# YOUR INSTRUCTIONS
Copy the data below exactly.

- - -

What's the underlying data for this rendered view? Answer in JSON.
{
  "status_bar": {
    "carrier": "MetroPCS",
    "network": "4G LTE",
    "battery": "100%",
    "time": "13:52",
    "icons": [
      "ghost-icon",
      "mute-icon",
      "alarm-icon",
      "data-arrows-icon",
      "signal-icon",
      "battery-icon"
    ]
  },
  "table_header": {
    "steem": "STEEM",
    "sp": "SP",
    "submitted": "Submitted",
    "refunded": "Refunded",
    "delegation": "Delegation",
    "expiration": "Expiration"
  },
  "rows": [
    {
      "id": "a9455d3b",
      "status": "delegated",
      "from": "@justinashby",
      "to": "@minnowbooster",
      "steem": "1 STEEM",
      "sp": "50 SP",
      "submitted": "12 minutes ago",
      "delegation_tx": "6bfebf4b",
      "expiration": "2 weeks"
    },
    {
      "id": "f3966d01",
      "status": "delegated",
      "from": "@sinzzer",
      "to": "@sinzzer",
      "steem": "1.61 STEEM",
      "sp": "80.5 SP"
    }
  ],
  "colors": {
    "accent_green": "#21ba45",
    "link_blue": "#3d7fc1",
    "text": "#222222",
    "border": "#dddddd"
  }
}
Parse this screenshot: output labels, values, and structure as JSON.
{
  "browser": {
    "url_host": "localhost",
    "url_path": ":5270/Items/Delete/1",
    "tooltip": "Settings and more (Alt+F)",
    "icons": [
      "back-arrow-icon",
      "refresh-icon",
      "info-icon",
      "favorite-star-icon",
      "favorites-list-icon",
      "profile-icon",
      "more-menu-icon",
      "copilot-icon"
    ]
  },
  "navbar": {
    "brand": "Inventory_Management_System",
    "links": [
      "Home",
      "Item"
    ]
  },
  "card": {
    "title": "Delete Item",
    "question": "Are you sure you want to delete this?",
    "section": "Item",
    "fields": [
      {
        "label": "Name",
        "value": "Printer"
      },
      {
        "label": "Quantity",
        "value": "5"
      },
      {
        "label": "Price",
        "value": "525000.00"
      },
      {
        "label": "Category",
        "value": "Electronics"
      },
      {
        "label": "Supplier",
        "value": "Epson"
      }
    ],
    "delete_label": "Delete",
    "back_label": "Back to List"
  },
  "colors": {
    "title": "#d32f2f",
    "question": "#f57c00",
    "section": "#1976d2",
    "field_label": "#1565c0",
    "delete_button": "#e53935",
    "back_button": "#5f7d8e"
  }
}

- - -

# RIGHT ANSWER
What's the underlying data for this rendered view? Answer in JSON.
{
  "status_bar": {
    "carrier": "MetroPCS",
    "network": "4G LTE",
    "battery": "100%",
    "time": "13:52",
    "icons": [
      "ghost-icon",
      "mute-icon",
      "alarm-icon",
      "data-arrows-icon",
      "signal-icon",
      "battery-icon"
    ]
  },
  "table_header": {
    "steem": "STEEM",
    "sp": "SP",
    "submitted": "Submitted",
    "refunded": "Refunded",
    "delegation": "Delegation",
    "expiration": "Expiration"
  },
  "rows": [
    {
      "id": "a9455d3b",
      "status": "delegated",
      "from": "@justinashby",
      "to": "@minnowbooster",
      "steem": "1 STEEM",
      "sp": "50 SP",
      "submitted": "12 minutes ago",
      "delegation_tx": "6bfebf4b",
      "expiration": "2 weeks"
    },
    {
      "id": "f3966d01",
      "status": "delegated",
      "from": "@sinzzer",
      "to": "@sinzzer",
      "steem": "1.61 STEEM",
      "sp": "80.5 SP"
    }
  ],
  "colors": {
    "accent_green": "#21ba45",
    "link_blue": "#3d7fc1",
    "text": "#222222",
    "border": "#dddddd"
  }
}
Parse this screenshot: output labels, values, and structure as JSON.
{
  "browser": {
    "url_host": "localhost",
    "url_path": ":5270/Items/Delete/1",
    "tooltip": "Settings and more (Alt+F)",
    "icons": [
      "back-arrow-icon",
      "refresh-icon",
      "info-icon",
      "favorite-star-icon",
      "favorites-list-icon",
      "profile-icon",
      "more-menu-icon",
      "copilot-icon"
    ]
  },
  "navbar": {
    "brand": "Inventory_Management_System",
    "links": [
      "Home",
      "Item"
    ]
  },
  "card": {
    "title": "Delete Item",
    "question": "Are you sure you want to delete this?",
    "section": "Item",
    "fields": [
      {
        "label": "Name",
        "value": "Printer"
      },
      {
        "label": "Quantity",
        "value": "5"
      },
      {
        "label": "Price",
        "value": "525000.00"
      },
      {
        "label": "Category",
        "value": "Electronics"
      },
      {
        "label": "Supplier",
        "value": "Epson"
      }
    ],
    "delete_label": "Delete",
    "back_label": "Back to List"
  },
  "colors": {
    "title": "#d32f2f",
    "question": "#f57c00",
    "section": "#1976d2",
    "field_label": "#1565c0",
    "delete_button": "#e53935",
    "back_button": "#5f7d8e"
  }
}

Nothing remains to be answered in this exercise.